* Set task
In the data below, locate each line with the word "text" and list it.

Lines of data:
——————————
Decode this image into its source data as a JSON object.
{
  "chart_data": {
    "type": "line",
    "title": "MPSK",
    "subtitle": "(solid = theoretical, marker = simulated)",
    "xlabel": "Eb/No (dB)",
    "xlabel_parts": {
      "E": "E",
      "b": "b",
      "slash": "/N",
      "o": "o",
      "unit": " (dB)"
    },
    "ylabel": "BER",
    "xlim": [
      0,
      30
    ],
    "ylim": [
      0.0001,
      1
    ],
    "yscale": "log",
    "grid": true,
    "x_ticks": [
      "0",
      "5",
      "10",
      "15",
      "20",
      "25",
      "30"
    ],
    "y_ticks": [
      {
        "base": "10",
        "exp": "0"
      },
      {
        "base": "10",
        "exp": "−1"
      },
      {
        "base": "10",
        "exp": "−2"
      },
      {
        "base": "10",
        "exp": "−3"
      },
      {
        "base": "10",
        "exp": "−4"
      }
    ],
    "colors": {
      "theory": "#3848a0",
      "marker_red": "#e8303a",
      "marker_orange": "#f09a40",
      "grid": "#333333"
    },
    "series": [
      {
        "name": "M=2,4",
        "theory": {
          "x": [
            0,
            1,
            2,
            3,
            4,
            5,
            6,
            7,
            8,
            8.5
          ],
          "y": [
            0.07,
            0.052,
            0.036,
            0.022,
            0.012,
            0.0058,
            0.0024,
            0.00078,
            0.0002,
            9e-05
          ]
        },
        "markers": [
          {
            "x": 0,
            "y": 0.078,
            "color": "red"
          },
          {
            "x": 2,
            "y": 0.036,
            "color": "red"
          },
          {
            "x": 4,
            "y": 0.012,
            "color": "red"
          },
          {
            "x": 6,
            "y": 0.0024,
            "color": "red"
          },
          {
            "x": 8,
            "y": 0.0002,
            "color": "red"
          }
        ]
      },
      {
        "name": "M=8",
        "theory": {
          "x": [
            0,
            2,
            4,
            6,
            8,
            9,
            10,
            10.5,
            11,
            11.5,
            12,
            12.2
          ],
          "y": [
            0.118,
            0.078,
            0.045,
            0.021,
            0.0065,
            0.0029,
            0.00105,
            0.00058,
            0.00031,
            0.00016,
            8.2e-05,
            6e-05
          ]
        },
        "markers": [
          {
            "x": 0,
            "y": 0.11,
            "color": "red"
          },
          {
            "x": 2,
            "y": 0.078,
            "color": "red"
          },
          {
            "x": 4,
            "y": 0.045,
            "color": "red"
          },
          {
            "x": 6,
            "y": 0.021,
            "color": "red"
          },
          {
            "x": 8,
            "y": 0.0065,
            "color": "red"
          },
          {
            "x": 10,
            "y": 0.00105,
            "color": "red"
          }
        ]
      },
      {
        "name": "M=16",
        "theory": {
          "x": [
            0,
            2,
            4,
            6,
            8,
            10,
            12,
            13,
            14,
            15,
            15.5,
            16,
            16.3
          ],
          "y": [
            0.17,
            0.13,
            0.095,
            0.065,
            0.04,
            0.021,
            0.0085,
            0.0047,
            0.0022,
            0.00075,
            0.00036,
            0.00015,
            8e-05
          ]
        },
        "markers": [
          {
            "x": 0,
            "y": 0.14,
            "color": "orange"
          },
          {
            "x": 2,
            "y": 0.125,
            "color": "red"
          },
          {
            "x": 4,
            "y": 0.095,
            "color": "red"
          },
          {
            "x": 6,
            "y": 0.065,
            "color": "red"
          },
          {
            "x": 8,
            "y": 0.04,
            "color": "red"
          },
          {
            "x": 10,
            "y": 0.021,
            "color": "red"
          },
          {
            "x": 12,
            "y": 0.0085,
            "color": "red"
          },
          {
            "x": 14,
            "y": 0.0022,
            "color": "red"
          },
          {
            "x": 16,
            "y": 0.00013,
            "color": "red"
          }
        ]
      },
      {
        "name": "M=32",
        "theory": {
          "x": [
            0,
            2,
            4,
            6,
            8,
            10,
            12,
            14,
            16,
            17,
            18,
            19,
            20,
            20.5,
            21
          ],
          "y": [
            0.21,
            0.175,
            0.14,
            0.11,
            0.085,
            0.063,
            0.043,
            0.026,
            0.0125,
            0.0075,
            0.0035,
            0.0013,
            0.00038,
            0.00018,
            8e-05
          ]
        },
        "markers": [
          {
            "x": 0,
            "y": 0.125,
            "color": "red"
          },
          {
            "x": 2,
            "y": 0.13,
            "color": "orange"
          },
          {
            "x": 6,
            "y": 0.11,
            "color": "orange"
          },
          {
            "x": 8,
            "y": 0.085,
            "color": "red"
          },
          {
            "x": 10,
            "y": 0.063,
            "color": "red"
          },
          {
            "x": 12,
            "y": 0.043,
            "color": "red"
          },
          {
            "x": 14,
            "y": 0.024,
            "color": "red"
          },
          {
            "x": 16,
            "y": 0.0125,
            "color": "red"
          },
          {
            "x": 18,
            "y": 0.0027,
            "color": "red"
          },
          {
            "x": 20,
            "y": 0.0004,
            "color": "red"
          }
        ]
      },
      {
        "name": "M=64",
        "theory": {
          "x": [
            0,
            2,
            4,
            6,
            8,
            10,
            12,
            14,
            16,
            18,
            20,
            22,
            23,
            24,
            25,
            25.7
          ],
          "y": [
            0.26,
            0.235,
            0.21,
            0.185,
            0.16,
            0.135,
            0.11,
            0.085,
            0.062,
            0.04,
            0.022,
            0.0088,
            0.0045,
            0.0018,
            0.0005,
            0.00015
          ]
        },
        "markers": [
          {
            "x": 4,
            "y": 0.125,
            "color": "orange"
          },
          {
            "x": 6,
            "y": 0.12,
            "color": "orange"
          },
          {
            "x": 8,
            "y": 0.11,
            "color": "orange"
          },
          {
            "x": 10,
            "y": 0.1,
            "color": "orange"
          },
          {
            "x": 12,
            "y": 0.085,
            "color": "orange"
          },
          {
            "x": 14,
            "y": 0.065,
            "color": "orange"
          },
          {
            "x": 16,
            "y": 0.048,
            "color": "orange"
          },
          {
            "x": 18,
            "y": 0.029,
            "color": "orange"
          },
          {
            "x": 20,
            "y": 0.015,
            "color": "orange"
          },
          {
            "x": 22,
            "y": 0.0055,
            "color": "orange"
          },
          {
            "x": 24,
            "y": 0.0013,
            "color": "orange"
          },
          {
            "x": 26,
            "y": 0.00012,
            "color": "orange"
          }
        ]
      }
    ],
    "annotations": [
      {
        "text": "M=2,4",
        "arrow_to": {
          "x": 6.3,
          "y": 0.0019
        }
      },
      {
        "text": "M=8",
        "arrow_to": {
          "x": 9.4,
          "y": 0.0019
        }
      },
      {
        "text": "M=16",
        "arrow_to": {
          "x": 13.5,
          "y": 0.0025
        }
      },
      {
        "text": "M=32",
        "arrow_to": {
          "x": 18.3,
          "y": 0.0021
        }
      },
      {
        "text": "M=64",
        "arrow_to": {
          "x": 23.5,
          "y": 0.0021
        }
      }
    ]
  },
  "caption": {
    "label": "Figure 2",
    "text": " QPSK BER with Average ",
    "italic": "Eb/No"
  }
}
——————————
* The response
        "text": "M=2,4",
        "text": "M=8",
        "text": "M=16",
        "text": "M=32",
        "text": "M=64",
    "text": " QPSK BER with Average ",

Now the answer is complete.